Go through the entries below and copy each line containing the word "this".

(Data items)
============

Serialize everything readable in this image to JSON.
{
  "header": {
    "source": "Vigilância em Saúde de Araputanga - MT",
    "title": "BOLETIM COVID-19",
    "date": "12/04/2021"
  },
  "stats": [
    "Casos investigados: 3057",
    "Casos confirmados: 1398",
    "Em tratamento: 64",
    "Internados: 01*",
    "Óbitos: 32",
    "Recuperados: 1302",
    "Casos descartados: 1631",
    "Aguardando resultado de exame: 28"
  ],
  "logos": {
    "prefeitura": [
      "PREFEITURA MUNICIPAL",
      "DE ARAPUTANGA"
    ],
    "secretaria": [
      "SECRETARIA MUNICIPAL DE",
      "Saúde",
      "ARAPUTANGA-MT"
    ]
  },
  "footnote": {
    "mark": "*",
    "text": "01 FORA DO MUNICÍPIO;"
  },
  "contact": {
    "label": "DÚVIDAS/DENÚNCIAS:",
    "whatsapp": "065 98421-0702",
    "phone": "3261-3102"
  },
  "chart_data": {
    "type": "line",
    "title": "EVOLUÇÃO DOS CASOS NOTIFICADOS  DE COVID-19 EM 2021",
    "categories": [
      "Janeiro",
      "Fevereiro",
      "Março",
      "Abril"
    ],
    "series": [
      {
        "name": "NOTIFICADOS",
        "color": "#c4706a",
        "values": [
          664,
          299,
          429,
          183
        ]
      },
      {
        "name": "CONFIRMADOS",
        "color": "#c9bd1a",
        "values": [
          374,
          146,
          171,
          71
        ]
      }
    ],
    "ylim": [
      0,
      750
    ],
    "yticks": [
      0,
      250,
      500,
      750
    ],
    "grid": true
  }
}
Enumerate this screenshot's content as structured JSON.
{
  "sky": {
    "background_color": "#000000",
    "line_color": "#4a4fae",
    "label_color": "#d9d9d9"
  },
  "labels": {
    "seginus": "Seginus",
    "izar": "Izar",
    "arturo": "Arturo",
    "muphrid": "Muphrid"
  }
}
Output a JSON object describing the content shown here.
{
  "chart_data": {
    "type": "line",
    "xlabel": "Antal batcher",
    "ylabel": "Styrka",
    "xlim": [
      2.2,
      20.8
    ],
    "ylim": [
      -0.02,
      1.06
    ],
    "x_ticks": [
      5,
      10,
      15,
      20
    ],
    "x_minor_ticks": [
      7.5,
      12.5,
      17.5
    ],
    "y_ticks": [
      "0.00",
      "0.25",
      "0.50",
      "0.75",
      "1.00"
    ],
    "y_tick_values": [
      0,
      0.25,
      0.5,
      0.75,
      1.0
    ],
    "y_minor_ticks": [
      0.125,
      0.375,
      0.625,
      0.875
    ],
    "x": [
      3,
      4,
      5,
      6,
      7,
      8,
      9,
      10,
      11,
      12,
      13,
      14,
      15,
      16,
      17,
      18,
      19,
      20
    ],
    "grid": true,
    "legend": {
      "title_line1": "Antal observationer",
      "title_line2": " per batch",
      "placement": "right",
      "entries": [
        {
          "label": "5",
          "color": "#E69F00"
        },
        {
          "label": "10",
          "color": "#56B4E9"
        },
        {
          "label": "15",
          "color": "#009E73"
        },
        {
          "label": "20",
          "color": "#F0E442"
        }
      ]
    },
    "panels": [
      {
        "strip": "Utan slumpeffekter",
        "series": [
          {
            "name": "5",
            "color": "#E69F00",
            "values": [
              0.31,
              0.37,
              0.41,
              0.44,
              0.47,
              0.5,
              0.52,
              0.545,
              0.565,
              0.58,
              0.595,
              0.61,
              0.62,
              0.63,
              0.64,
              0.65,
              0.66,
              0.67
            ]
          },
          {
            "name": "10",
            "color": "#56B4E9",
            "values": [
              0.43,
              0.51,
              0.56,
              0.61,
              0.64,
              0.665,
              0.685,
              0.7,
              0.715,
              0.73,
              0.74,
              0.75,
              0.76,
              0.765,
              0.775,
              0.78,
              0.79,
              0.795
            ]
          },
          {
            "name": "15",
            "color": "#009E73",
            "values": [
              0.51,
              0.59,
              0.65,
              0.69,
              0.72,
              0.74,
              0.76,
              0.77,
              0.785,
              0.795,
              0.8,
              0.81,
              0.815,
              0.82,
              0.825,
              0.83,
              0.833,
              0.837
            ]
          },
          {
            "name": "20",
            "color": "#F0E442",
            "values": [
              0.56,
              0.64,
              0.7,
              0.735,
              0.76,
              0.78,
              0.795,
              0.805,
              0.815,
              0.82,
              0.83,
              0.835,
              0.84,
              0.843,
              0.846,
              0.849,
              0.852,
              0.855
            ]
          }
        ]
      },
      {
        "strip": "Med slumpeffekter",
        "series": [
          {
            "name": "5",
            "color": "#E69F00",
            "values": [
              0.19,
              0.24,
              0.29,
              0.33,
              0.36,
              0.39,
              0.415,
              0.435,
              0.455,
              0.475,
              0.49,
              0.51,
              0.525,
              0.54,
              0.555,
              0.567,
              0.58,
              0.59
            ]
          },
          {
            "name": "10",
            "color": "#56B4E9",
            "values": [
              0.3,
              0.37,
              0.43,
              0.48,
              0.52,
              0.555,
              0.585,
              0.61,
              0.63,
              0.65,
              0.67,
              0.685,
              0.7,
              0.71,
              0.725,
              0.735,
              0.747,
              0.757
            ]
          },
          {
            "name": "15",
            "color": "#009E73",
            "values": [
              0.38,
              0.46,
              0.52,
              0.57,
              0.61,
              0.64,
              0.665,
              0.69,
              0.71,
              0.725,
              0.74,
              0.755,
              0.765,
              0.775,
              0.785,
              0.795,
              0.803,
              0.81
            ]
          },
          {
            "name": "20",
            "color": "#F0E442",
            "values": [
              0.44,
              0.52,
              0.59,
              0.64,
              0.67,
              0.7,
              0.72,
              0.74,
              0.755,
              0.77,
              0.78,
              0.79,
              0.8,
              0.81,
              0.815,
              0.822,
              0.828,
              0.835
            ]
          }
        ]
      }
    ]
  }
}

============

_Complete response_.
Serialize everything readable in this image to JSON.
Enumerate this screenshot's content as structured JSON.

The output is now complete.